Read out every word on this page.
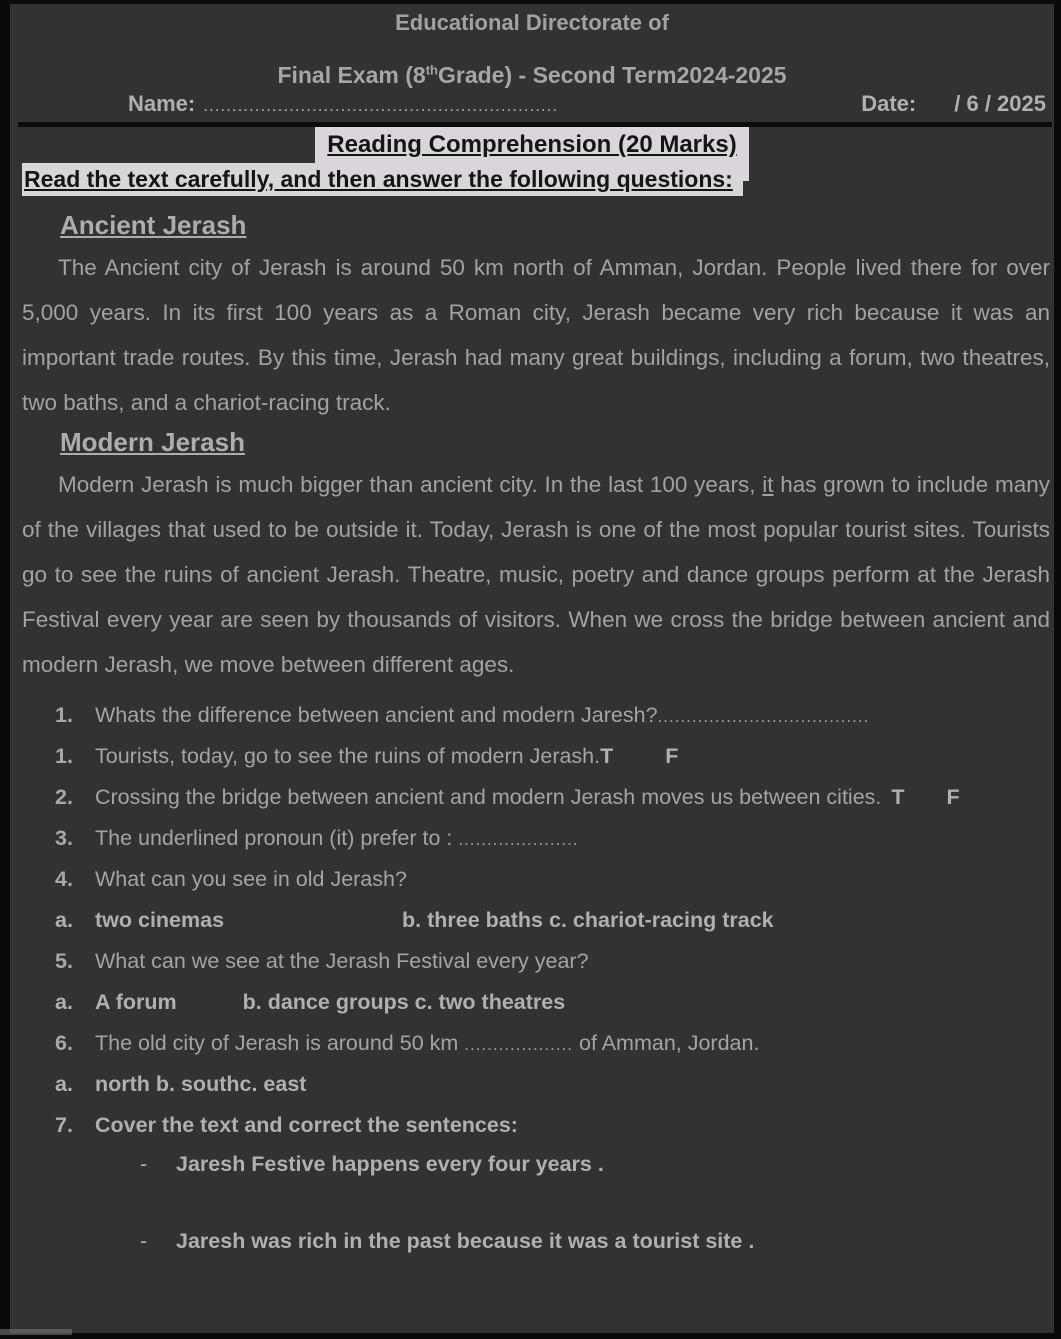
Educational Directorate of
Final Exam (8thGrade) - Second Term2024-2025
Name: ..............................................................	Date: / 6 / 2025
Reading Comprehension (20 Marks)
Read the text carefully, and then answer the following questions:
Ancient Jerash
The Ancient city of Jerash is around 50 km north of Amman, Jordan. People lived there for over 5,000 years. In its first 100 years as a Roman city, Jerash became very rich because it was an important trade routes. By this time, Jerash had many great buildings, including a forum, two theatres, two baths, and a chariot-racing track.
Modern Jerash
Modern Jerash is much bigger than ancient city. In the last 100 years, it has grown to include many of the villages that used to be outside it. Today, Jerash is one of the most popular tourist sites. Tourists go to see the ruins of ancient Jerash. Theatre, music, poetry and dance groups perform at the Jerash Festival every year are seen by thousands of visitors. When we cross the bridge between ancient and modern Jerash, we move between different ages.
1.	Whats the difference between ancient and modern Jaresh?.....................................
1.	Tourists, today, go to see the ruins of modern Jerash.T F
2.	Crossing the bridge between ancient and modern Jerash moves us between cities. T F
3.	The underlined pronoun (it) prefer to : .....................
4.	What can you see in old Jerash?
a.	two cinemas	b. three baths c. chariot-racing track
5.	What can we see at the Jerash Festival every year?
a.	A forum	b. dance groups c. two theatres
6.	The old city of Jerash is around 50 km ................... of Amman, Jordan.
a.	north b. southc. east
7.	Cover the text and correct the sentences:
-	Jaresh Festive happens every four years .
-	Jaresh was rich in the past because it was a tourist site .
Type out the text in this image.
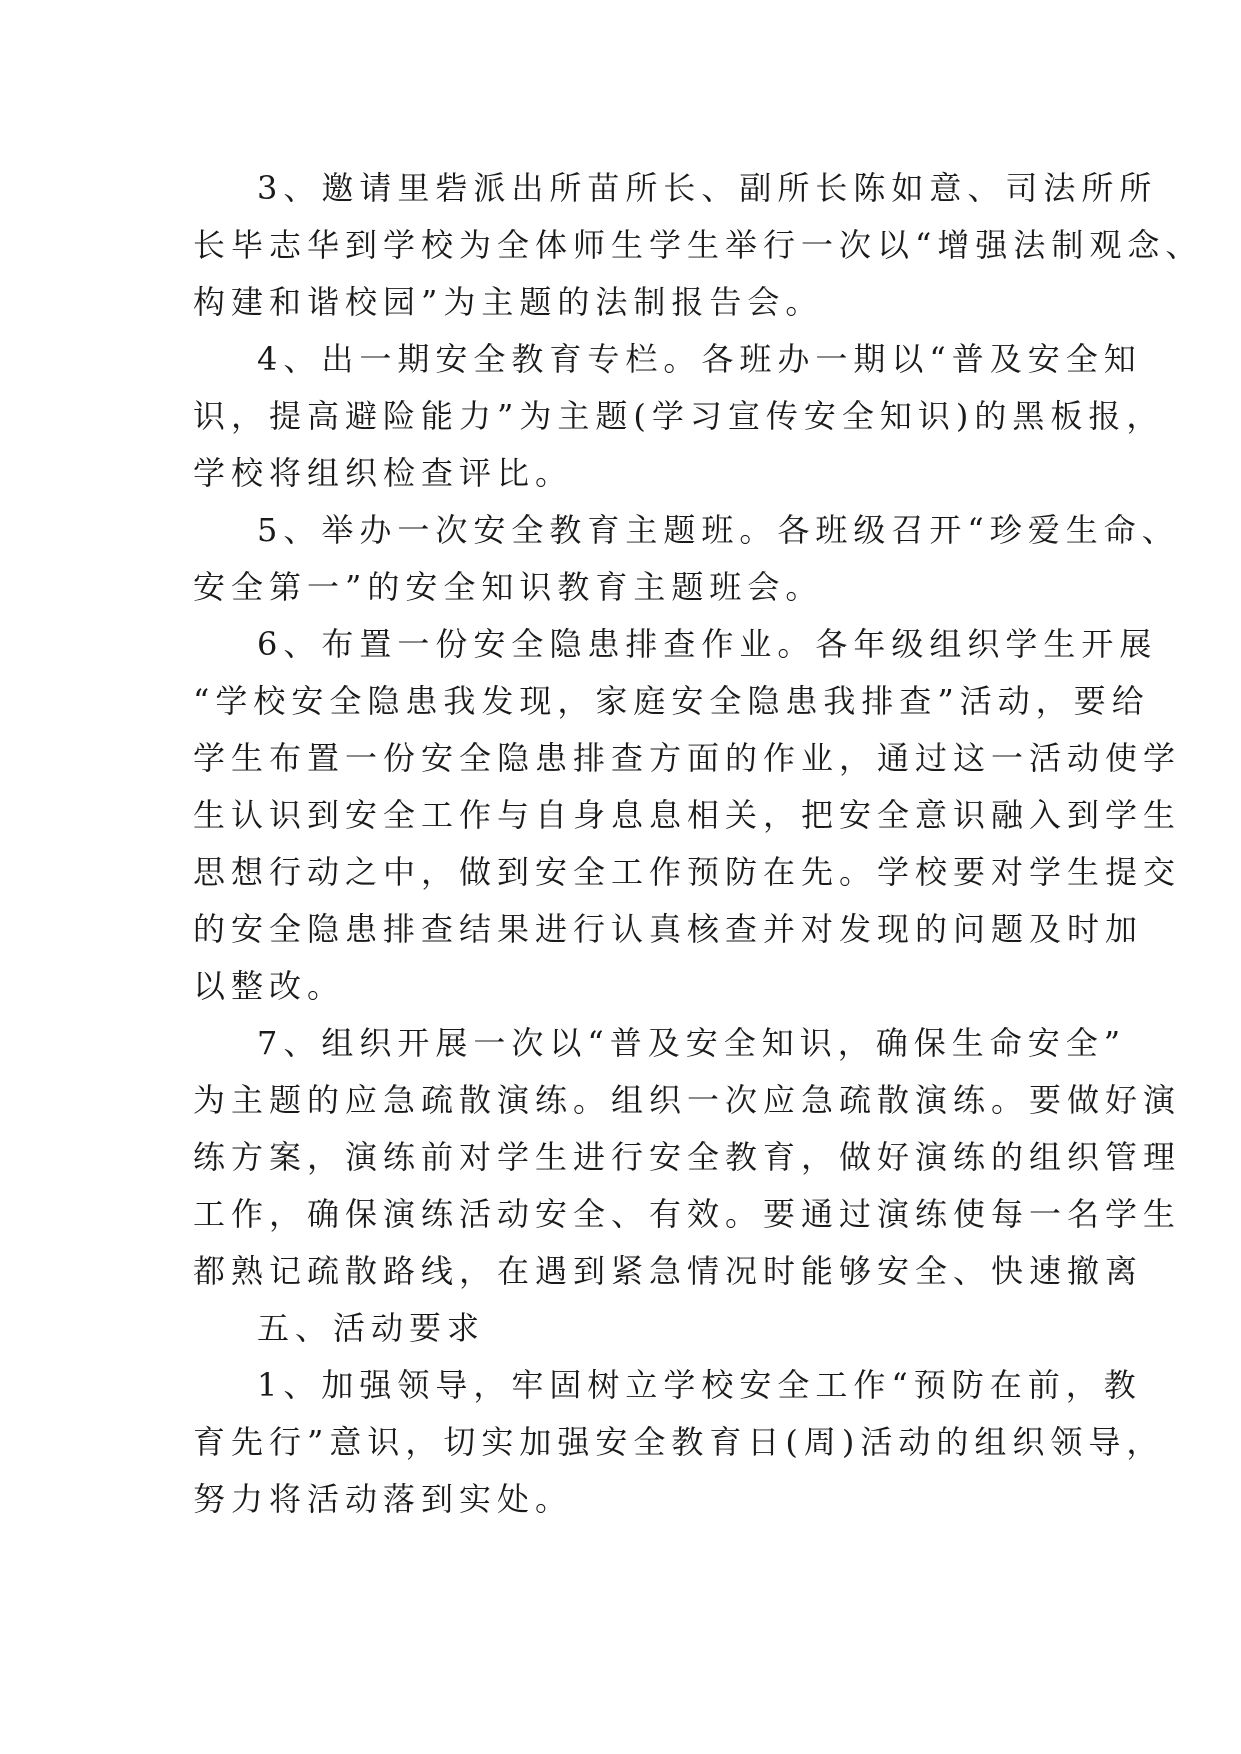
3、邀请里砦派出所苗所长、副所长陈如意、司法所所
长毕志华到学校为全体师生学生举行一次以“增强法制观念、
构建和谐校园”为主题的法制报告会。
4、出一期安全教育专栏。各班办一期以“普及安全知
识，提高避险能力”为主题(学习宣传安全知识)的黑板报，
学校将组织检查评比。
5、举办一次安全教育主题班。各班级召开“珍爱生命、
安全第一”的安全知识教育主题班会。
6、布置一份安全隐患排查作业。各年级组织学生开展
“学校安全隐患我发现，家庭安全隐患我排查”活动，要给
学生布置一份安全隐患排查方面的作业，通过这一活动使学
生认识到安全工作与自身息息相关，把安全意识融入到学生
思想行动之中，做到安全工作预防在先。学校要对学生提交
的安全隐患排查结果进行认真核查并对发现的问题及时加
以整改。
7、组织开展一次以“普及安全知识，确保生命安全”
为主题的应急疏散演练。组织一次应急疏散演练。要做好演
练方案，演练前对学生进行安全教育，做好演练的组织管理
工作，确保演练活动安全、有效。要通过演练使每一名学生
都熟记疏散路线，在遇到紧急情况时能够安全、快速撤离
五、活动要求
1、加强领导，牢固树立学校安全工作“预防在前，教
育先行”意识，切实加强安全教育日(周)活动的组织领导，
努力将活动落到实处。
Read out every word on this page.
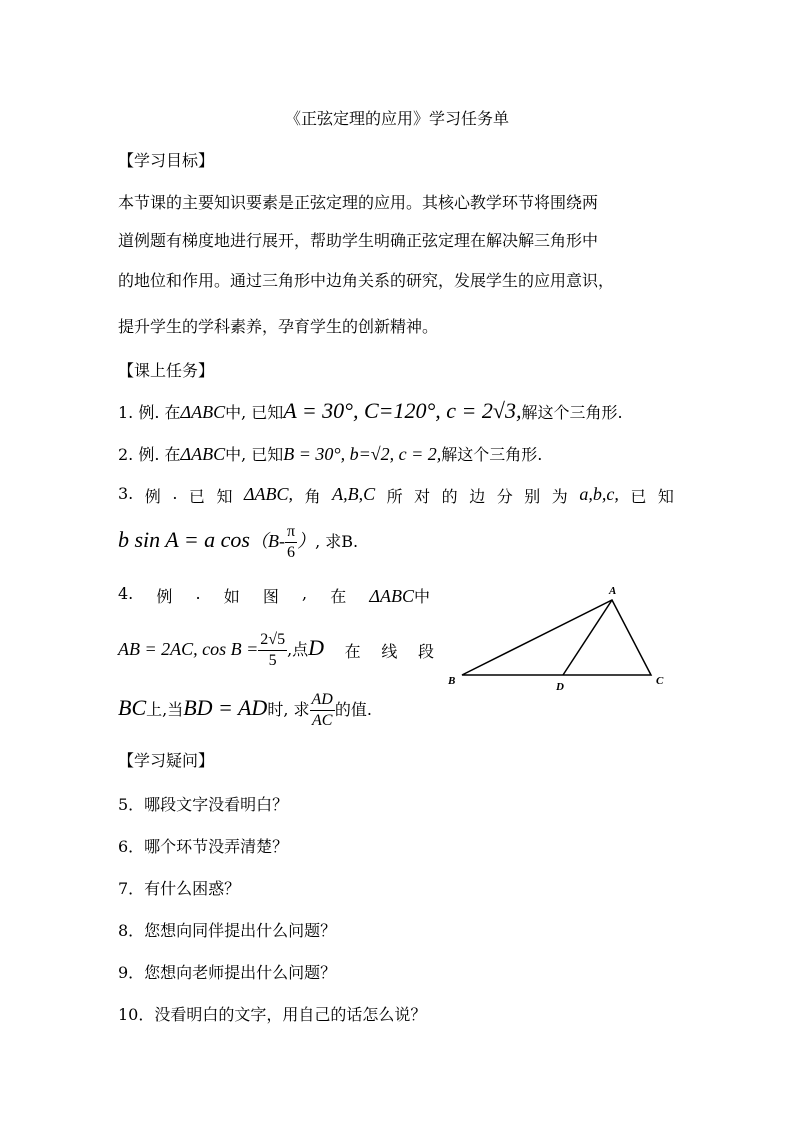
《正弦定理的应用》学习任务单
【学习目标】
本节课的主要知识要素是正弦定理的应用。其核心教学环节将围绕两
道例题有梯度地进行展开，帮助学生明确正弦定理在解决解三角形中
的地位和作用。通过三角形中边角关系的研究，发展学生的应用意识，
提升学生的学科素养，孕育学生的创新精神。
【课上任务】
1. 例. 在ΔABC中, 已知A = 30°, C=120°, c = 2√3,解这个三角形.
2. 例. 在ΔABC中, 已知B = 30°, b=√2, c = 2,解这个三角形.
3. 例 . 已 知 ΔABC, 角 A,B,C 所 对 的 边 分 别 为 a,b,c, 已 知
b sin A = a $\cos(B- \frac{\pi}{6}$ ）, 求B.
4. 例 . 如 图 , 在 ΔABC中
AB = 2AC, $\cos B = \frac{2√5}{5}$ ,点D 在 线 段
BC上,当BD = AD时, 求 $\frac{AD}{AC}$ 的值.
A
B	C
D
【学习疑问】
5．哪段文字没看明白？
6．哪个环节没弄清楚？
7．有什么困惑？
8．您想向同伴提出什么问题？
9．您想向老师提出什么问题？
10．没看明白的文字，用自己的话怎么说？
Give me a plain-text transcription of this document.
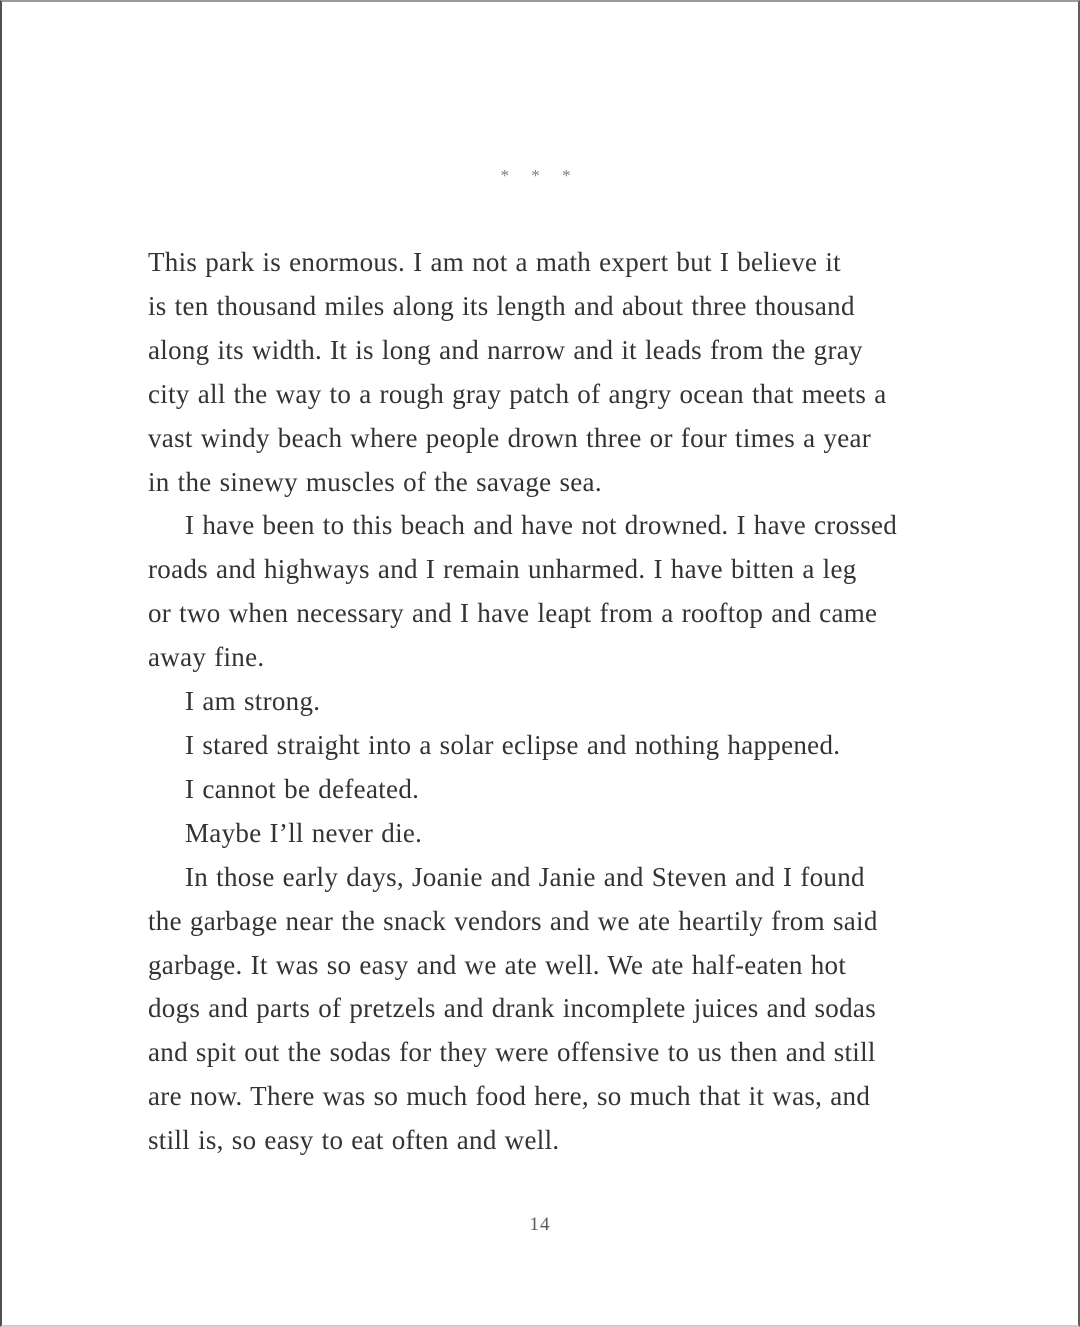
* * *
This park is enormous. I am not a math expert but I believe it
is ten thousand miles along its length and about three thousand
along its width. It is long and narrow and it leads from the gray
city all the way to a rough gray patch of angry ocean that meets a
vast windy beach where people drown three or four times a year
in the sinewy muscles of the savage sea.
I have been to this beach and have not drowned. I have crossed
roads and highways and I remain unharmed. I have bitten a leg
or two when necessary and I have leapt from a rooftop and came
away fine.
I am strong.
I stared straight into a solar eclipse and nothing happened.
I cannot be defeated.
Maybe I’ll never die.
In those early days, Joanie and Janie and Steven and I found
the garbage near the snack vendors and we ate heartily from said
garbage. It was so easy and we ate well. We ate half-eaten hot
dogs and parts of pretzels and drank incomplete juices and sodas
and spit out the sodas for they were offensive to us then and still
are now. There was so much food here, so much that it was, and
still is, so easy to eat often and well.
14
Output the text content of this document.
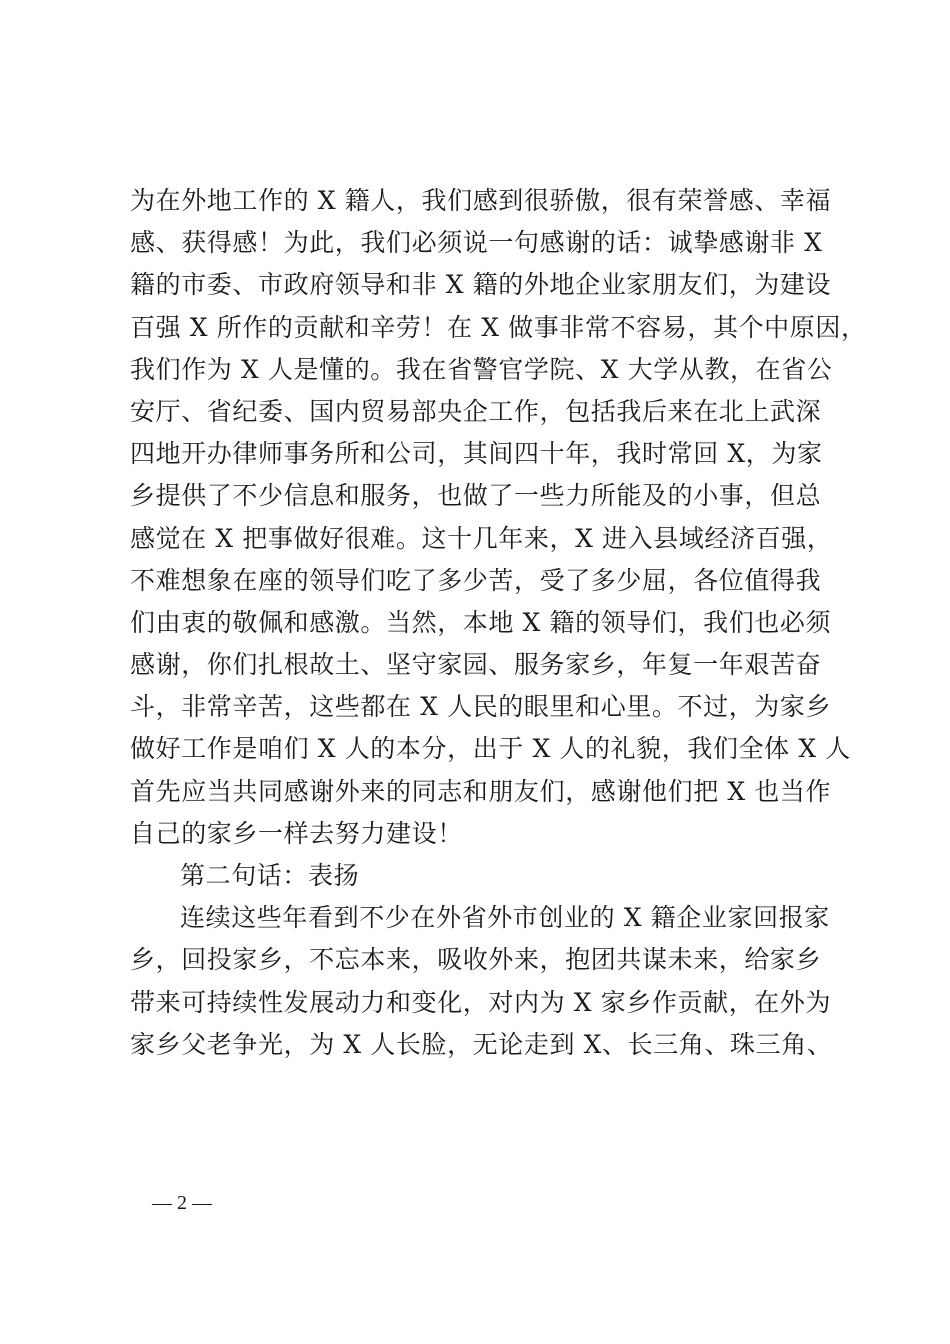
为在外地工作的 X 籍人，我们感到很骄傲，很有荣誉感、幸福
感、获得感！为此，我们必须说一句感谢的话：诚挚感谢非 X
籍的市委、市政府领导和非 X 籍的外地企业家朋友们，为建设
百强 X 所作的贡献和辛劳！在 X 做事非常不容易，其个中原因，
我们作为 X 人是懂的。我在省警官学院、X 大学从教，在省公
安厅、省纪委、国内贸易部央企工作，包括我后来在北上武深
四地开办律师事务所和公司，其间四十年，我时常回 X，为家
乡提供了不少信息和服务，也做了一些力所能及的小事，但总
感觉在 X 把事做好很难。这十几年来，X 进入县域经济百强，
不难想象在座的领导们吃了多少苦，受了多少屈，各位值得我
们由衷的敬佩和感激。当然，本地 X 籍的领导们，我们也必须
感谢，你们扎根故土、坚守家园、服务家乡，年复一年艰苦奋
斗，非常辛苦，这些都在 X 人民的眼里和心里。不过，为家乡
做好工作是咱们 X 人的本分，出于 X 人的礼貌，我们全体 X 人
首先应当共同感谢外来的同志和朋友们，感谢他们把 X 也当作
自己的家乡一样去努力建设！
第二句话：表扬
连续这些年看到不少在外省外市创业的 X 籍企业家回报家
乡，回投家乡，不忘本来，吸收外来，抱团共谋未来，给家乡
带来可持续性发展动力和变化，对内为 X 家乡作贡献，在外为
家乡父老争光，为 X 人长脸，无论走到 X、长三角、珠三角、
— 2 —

* Given request: In the listing, find all lines with the string "在ΔABC中" and copy them.

* Output of the task:
1. 例. 在ΔABC中, 已知A = 30°, C=120°, c = 2√3,解这个三角形.
2. 例. 在ΔABC中, 已知B = 30°, b=√2, c = 2,解这个三角形.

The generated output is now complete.